▸ **EXERCISE DESCRIPTION**
Below is a listing to write out in full, exactly as given, without its pictures.

▸ **GIVEN ENTRIES**
..............................

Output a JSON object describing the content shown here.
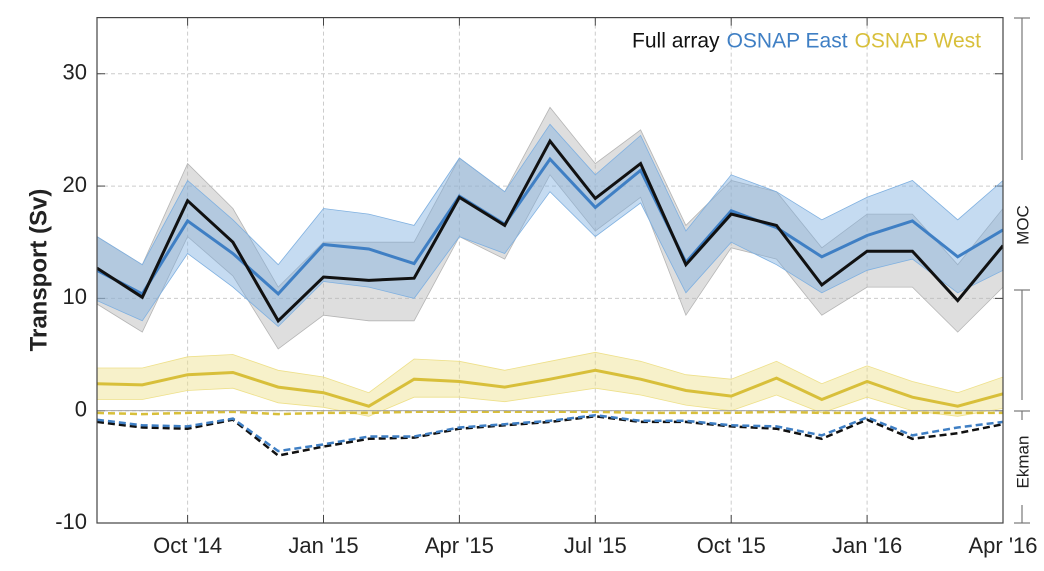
{
  "chart_data": {
    "type": "line",
    "y_label": "Transport (Sv)",
    "x": [
      "2014-08",
      "2014-09",
      "2014-10",
      "2014-11",
      "2014-12",
      "2015-01",
      "2015-02",
      "2015-03",
      "2015-04",
      "2015-05",
      "2015-06",
      "2015-07",
      "2015-08",
      "2015-09",
      "2015-10",
      "2015-11",
      "2015-12",
      "2016-01",
      "2016-02",
      "2016-03",
      "2016-04"
    ],
    "xlim": [
      "2014-08",
      "2016-04"
    ],
    "xticks": [
      {
        "value": "2014-10",
        "label": "Oct '14"
      },
      {
        "value": "2015-01",
        "label": "Jan '15"
      },
      {
        "value": "2015-04",
        "label": "Apr '15"
      },
      {
        "value": "2015-07",
        "label": "Jul '15"
      },
      {
        "value": "2015-10",
        "label": "Oct '15"
      },
      {
        "value": "2016-01",
        "label": "Jan '16"
      },
      {
        "value": "2016-04",
        "label": "Apr '16"
      }
    ],
    "ylim": [
      -10,
      35
    ],
    "yticks": [
      -10,
      0,
      10,
      20,
      30
    ],
    "grid": true,
    "legend": "upper right",
    "series": [
      {
        "name": "Full array",
        "color": "#111111",
        "band_color": "#b5b5b5",
        "values": [
          12.7,
          10.1,
          18.7,
          15.0,
          8.0,
          11.9,
          11.6,
          11.8,
          19.0,
          16.5,
          24.0,
          18.9,
          22.0,
          13.0,
          17.5,
          16.5,
          11.2,
          14.2,
          14.2,
          9.8,
          14.7
        ],
        "lower": [
          9.5,
          7.0,
          15.5,
          12.0,
          5.5,
          8.5,
          8.0,
          8.0,
          15.5,
          13.5,
          21.0,
          16.0,
          19.0,
          8.5,
          14.5,
          13.5,
          8.5,
          11.0,
          11.0,
          7.0,
          11.0
        ],
        "upper": [
          15.5,
          13.0,
          22.0,
          18.0,
          11.0,
          15.0,
          15.0,
          15.0,
          22.5,
          19.5,
          27.0,
          22.0,
          25.0,
          16.5,
          20.5,
          19.5,
          14.5,
          17.5,
          17.5,
          13.0,
          18.0
        ]
      },
      {
        "name": "OSNAP East",
        "color": "#3f7fc4",
        "band_color": "#7fb0e0",
        "values": [
          12.5,
          10.4,
          16.9,
          14.0,
          10.4,
          14.8,
          14.4,
          13.1,
          19.1,
          16.6,
          22.4,
          18.1,
          21.4,
          13.2,
          17.8,
          16.3,
          13.7,
          15.6,
          16.9,
          13.7,
          16.1
        ],
        "lower": [
          9.8,
          8.0,
          14.0,
          11.0,
          7.5,
          11.5,
          11.0,
          10.0,
          15.5,
          14.0,
          19.5,
          15.5,
          18.5,
          10.5,
          15.0,
          13.0,
          10.5,
          12.5,
          13.5,
          10.5,
          12.5
        ],
        "upper": [
          15.5,
          13.0,
          20.5,
          17.0,
          13.0,
          18.0,
          17.5,
          16.5,
          22.5,
          19.5,
          25.5,
          21.0,
          24.5,
          16.0,
          21.0,
          19.5,
          17.0,
          19.0,
          20.5,
          17.0,
          20.5
        ]
      },
      {
        "name": "OSNAP West",
        "color": "#d8bf3a",
        "band_color": "#eee08a",
        "values": [
          2.4,
          2.3,
          3.2,
          3.4,
          2.1,
          1.6,
          0.4,
          2.8,
          2.6,
          2.1,
          2.8,
          3.6,
          2.8,
          1.8,
          1.3,
          2.9,
          1.0,
          2.6,
          1.2,
          0.4,
          1.5
        ],
        "lower": [
          1.0,
          1.0,
          1.8,
          2.0,
          0.7,
          0.3,
          -0.5,
          1.2,
          1.2,
          0.8,
          1.4,
          2.0,
          1.4,
          0.5,
          0.0,
          1.4,
          -0.2,
          1.2,
          0.0,
          -0.5,
          0.2
        ],
        "upper": [
          3.8,
          3.8,
          4.8,
          5.0,
          3.6,
          3.0,
          1.6,
          4.6,
          4.4,
          3.6,
          4.4,
          5.2,
          4.4,
          3.2,
          2.8,
          4.4,
          2.4,
          4.0,
          2.6,
          1.6,
          3.0
        ]
      }
    ],
    "ekman": [
      {
        "color": "#111111",
        "values": [
          -1.0,
          -1.5,
          -1.6,
          -0.8,
          -4.0,
          -3.2,
          -2.5,
          -2.4,
          -1.6,
          -1.3,
          -1.0,
          -0.5,
          -1.0,
          -1.0,
          -1.4,
          -1.6,
          -2.5,
          -0.8,
          -2.5,
          -2.0,
          -1.2
        ]
      },
      {
        "color": "#3f7fc4",
        "values": [
          -0.8,
          -1.3,
          -1.4,
          -0.7,
          -3.6,
          -3.0,
          -2.3,
          -2.3,
          -1.5,
          -1.2,
          -0.9,
          -0.4,
          -0.9,
          -0.9,
          -1.3,
          -1.4,
          -2.2,
          -0.6,
          -2.2,
          -1.5,
          -1.0
        ]
      },
      {
        "color": "#d8bf3a",
        "values": [
          -0.2,
          -0.3,
          -0.2,
          -0.1,
          -0.3,
          -0.2,
          -0.2,
          -0.1,
          -0.1,
          -0.1,
          -0.1,
          -0.1,
          -0.2,
          -0.2,
          -0.2,
          -0.1,
          -0.2,
          -0.2,
          -0.2,
          -0.2,
          -0.2
        ]
      }
    ],
    "annotations": [
      "MOC",
      "Ekman"
    ]
  }
}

..............................

▸ **FULL SOLUTION**
Output a JSON object describing the content shown here.
{
  "chart_data": {
    "type": "line",
    "y_label": "Transport (Sv)",
    "x": [
      "2014-08",
      "2014-09",
      "2014-10",
      "2014-11",
      "2014-12",
      "2015-01",
      "2015-02",
      "2015-03",
      "2015-04",
      "2015-05",
      "2015-06",
      "2015-07",
      "2015-08",
      "2015-09",
      "2015-10",
      "2015-11",
      "2015-12",
      "2016-01",
      "2016-02",
      "2016-03",
      "2016-04"
    ],
    "xlim": [
      "2014-08",
      "2016-04"
    ],
    "xticks": [
      {
        "value": "2014-10",
        "label": "Oct '14"
      },
      {
        "value": "2015-01",
        "label": "Jan '15"
      },
      {
        "value": "2015-04",
        "label": "Apr '15"
      },
      {
        "value": "2015-07",
        "label": "Jul '15"
      },
      {
        "value": "2015-10",
        "label": "Oct '15"
      },
      {
        "value": "2016-01",
        "label": "Jan '16"
      },
      {
        "value": "2016-04",
        "label": "Apr '16"
      }
    ],
    "ylim": [
      -10,
      35
    ],
    "yticks": [
      -10,
      0,
      10,
      20,
      30
    ],
    "grid": true,
    "legend": "upper right",
    "series": [
      {
        "name": "Full array",
        "color": "#111111",
        "band_color": "#b5b5b5",
        "values": [
          12.7,
          10.1,
          18.7,
          15.0,
          8.0,
          11.9,
          11.6,
          11.8,
          19.0,
          16.5,
          24.0,
          18.9,
          22.0,
          13.0,
          17.5,
          16.5,
          11.2,
          14.2,
          14.2,
          9.8,
          14.7
        ],
        "lower": [
          9.5,
          7.0,
          15.5,
          12.0,
          5.5,
          8.5,
          8.0,
          8.0,
          15.5,
          13.5,
          21.0,
          16.0,
          19.0,
          8.5,
          14.5,
          13.5,
          8.5,
          11.0,
          11.0,
          7.0,
          11.0
        ],
        "upper": [
          15.5,
          13.0,
          22.0,
          18.0,
          11.0,
          15.0,
          15.0,
          15.0,
          22.5,
          19.5,
          27.0,
          22.0,
          25.0,
          16.5,
          20.5,
          19.5,
          14.5,
          17.5,
          17.5,
          13.0,
          18.0
        ]
      },
      {
        "name": "OSNAP East",
        "color": "#3f7fc4",
        "band_color": "#7fb0e0",
        "values": [
          12.5,
          10.4,
          16.9,
          14.0,
          10.4,
          14.8,
          14.4,
          13.1,
          19.1,
          16.6,
          22.4,
          18.1,
          21.4,
          13.2,
          17.8,
          16.3,
          13.7,
          15.6,
          16.9,
          13.7,
          16.1
        ],
        "lower": [
          9.8,
          8.0,
          14.0,
          11.0,
          7.5,
          11.5,
          11.0,
          10.0,
          15.5,
          14.0,
          19.5,
          15.5,
          18.5,
          10.5,
          15.0,
          13.0,
          10.5,
          12.5,
          13.5,
          10.5,
          12.5
        ],
        "upper": [
          15.5,
          13.0,
          20.5,
          17.0,
          13.0,
          18.0,
          17.5,
          16.5,
          22.5,
          19.5,
          25.5,
          21.0,
          24.5,
          16.0,
          21.0,
          19.5,
          17.0,
          19.0,
          20.5,
          17.0,
          20.5
        ]
      },
      {
        "name": "OSNAP West",
        "color": "#d8bf3a",
        "band_color": "#eee08a",
        "values": [
          2.4,
          2.3,
          3.2,
          3.4,
          2.1,
          1.6,
          0.4,
          2.8,
          2.6,
          2.1,
          2.8,
          3.6,
          2.8,
          1.8,
          1.3,
          2.9,
          1.0,
          2.6,
          1.2,
          0.4,
          1.5
        ],
        "lower": [
          1.0,
          1.0,
          1.8,
          2.0,
          0.7,
          0.3,
          -0.5,
          1.2,
          1.2,
          0.8,
          1.4,
          2.0,
          1.4,
          0.5,
          0.0,
          1.4,
          -0.2,
          1.2,
          0.0,
          -0.5,
          0.2
        ],
        "upper": [
          3.8,
          3.8,
          4.8,
          5.0,
          3.6,
          3.0,
          1.6,
          4.6,
          4.4,
          3.6,
          4.4,
          5.2,
          4.4,
          3.2,
          2.8,
          4.4,
          2.4,
          4.0,
          2.6,
          1.6,
          3.0
        ]
      }
    ],
    "ekman": [
      {
        "color": "#111111",
        "values": [
          -1.0,
          -1.5,
          -1.6,
          -0.8,
          -4.0,
          -3.2,
          -2.5,
          -2.4,
          -1.6,
          -1.3,
          -1.0,
          -0.5,
          -1.0,
          -1.0,
          -1.4,
          -1.6,
          -2.5,
          -0.8,
          -2.5,
          -2.0,
          -1.2
        ]
      },
      {
        "color": "#3f7fc4",
        "values": [
          -0.8,
          -1.3,
          -1.4,
          -0.7,
          -3.6,
          -3.0,
          -2.3,
          -2.3,
          -1.5,
          -1.2,
          -0.9,
          -0.4,
          -0.9,
          -0.9,
          -1.3,
          -1.4,
          -2.2,
          -0.6,
          -2.2,
          -1.5,
          -1.0
        ]
      },
      {
        "color": "#d8bf3a",
        "values": [
          -0.2,
          -0.3,
          -0.2,
          -0.1,
          -0.3,
          -0.2,
          -0.2,
          -0.1,
          -0.1,
          -0.1,
          -0.1,
          -0.1,
          -0.2,
          -0.2,
          -0.2,
          -0.1,
          -0.2,
          -0.2,
          -0.2,
          -0.2,
          -0.2
        ]
      }
    ],
    "annotations": [
      "MOC",
      "Ekman"
    ]
  }
}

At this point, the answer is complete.